Description of the task: Write out each line word for word. Drop pictures.

Data lines:
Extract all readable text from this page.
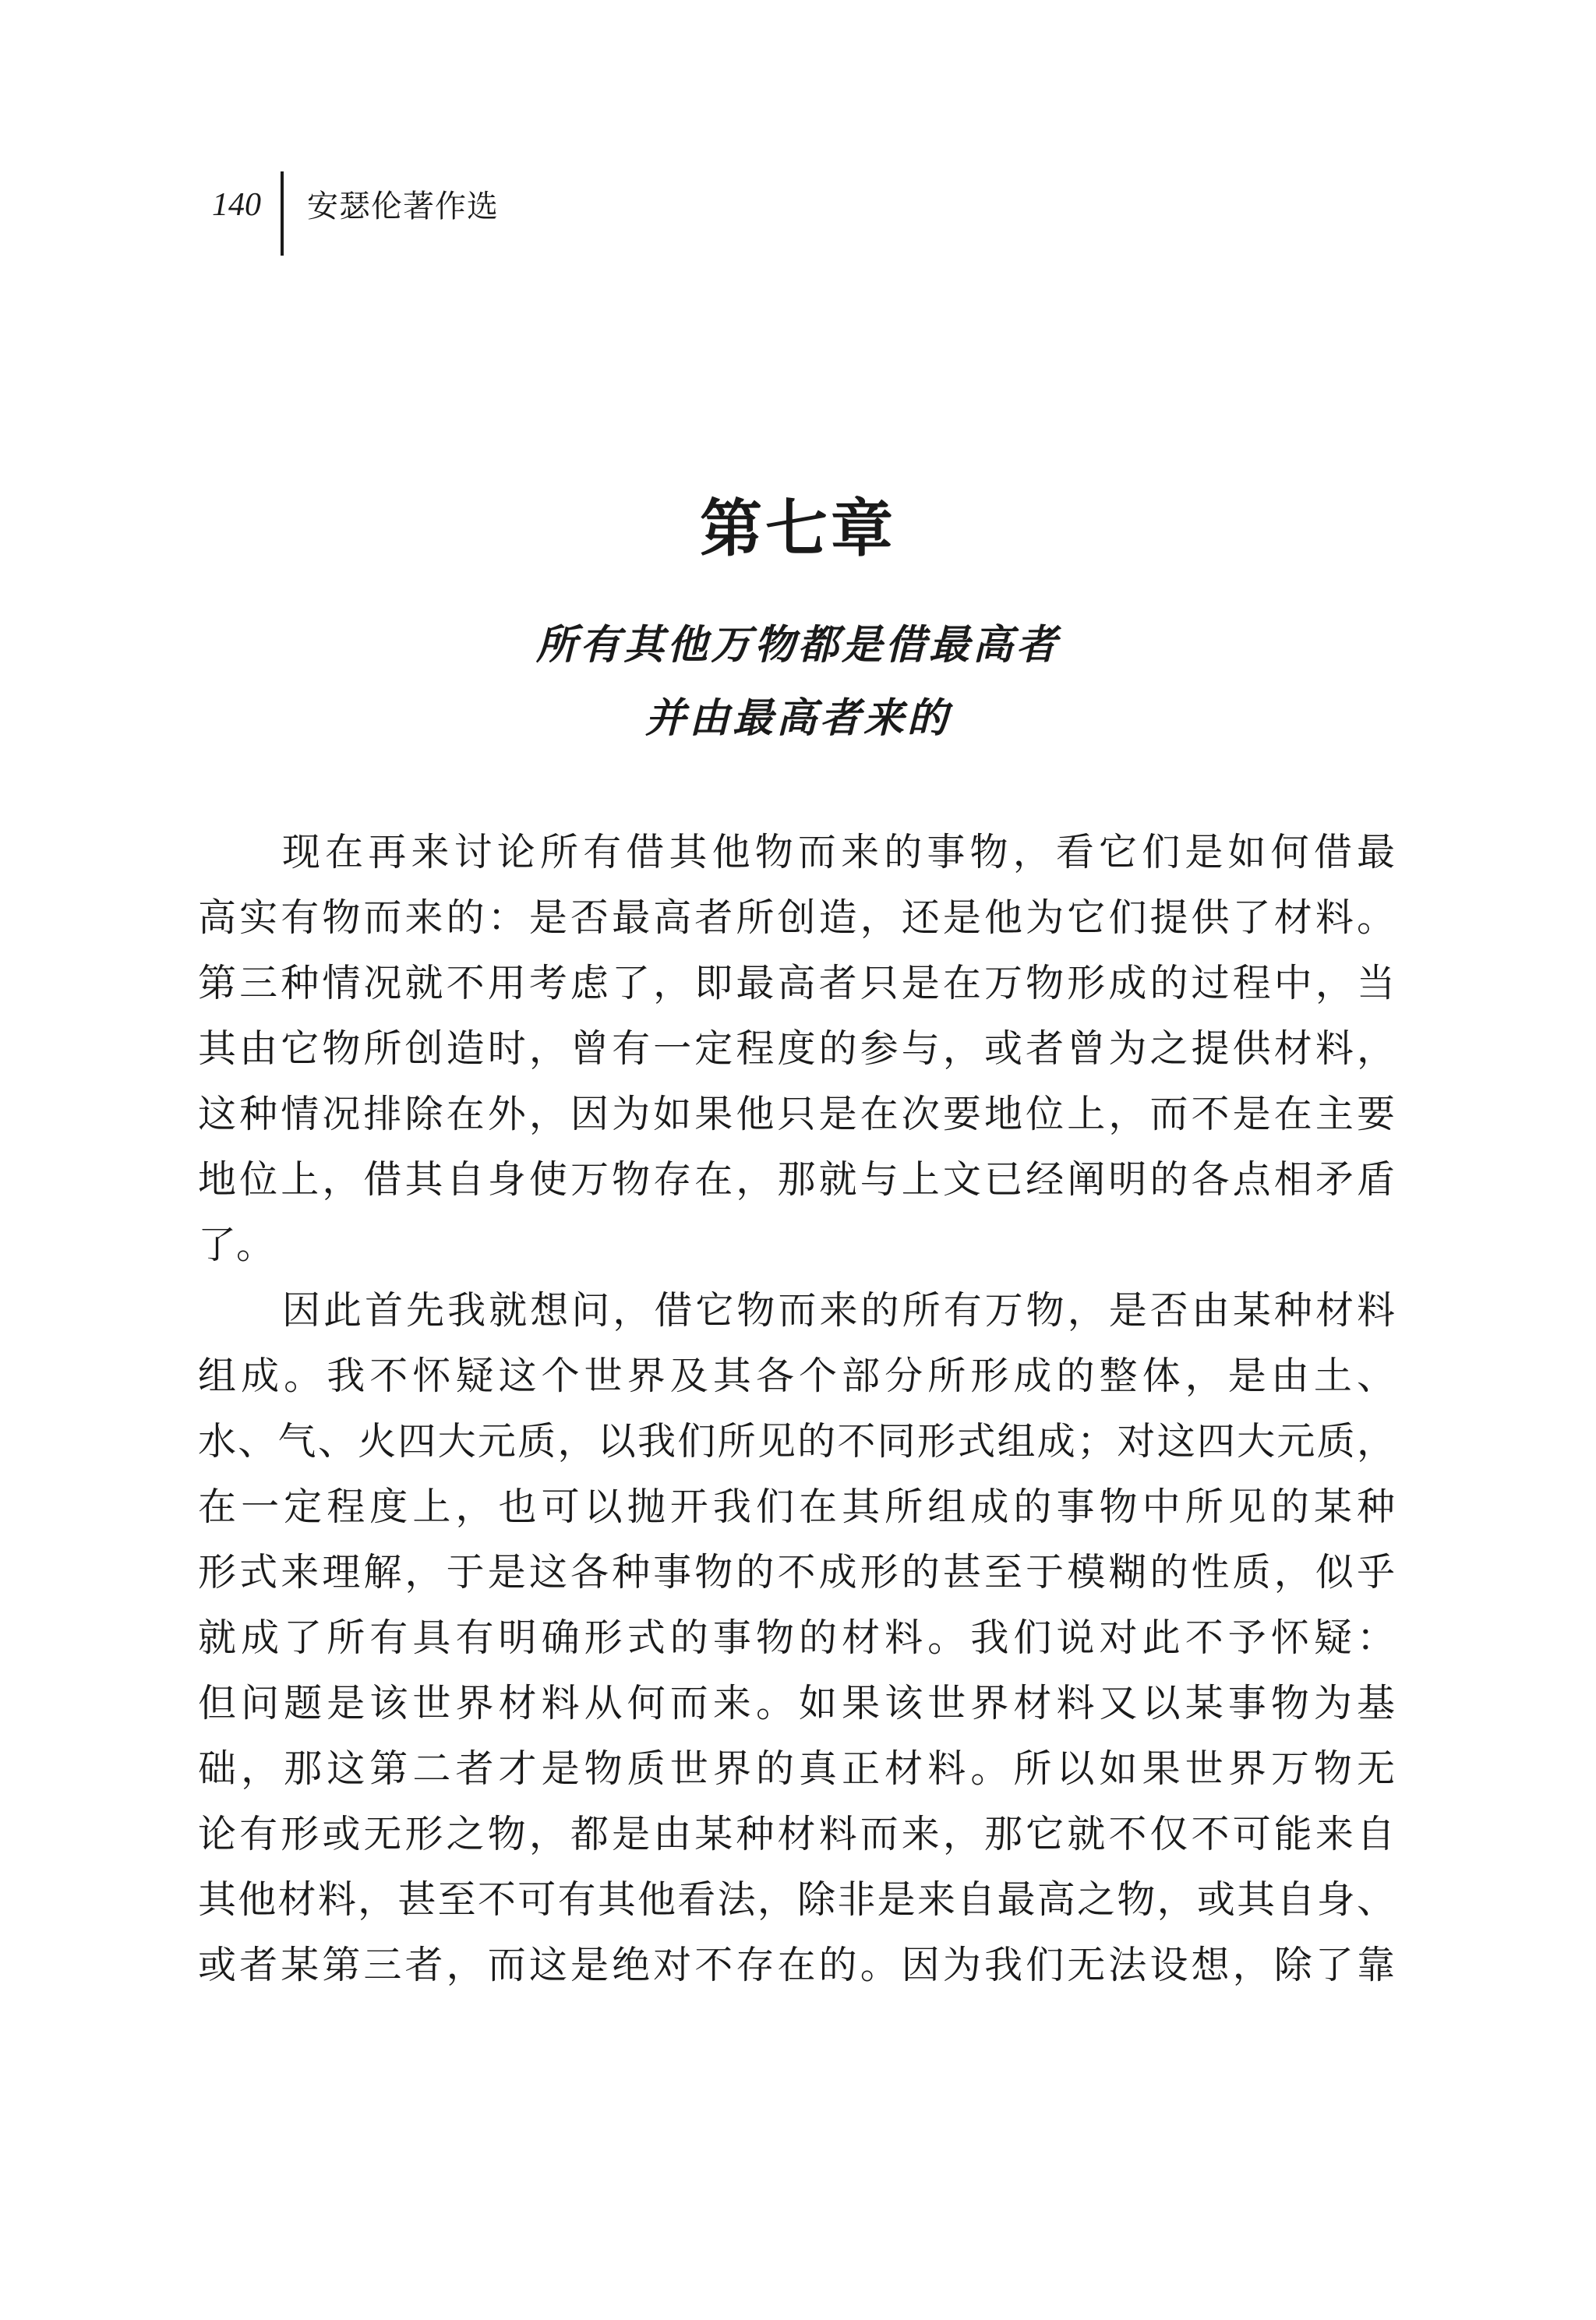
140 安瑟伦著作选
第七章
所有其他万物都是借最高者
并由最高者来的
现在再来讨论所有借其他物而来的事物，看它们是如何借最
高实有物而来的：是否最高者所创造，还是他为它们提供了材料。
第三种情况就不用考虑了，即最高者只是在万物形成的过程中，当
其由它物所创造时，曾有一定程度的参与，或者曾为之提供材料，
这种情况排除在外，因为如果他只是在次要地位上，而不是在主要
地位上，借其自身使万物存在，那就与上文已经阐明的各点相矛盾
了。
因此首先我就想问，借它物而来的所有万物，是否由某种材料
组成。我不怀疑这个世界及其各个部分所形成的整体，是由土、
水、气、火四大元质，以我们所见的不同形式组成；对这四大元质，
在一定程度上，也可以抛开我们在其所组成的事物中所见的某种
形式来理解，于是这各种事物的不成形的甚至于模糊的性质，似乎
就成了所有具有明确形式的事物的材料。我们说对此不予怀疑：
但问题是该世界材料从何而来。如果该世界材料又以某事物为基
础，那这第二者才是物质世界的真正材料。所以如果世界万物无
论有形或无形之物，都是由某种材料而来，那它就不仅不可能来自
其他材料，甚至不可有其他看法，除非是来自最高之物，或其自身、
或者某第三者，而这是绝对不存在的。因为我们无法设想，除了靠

Task result:
Extract all readable text from this page.
140 安瑟伦著作选
第七章
所有其他万物都是借最高者
并由最高者来的
现在再来讨论所有借其他物而来的事物，看它们是如何借最
高实有物而来的：是否最高者所创造，还是他为它们提供了材料。
第三种情况就不用考虑了，即最高者只是在万物形成的过程中，当
其由它物所创造时，曾有一定程度的参与，或者曾为之提供材料，
这种情况排除在外，因为如果他只是在次要地位上，而不是在主要
地位上，借其自身使万物存在，那就与上文已经阐明的各点相矛盾
了。
因此首先我就想问，借它物而来的所有万物，是否由某种材料
组成。我不怀疑这个世界及其各个部分所形成的整体，是由土、
水、气、火四大元质，以我们所见的不同形式组成；对这四大元质，
在一定程度上，也可以抛开我们在其所组成的事物中所见的某种
形式来理解，于是这各种事物的不成形的甚至于模糊的性质，似乎
就成了所有具有明确形式的事物的材料。我们说对此不予怀疑：
但问题是该世界材料从何而来。如果该世界材料又以某事物为基
础，那这第二者才是物质世界的真正材料。所以如果世界万物无
论有形或无形之物，都是由某种材料而来，那它就不仅不可能来自
其他材料，甚至不可有其他看法，除非是来自最高之物，或其自身、
或者某第三者，而这是绝对不存在的。因为我们无法设想，除了靠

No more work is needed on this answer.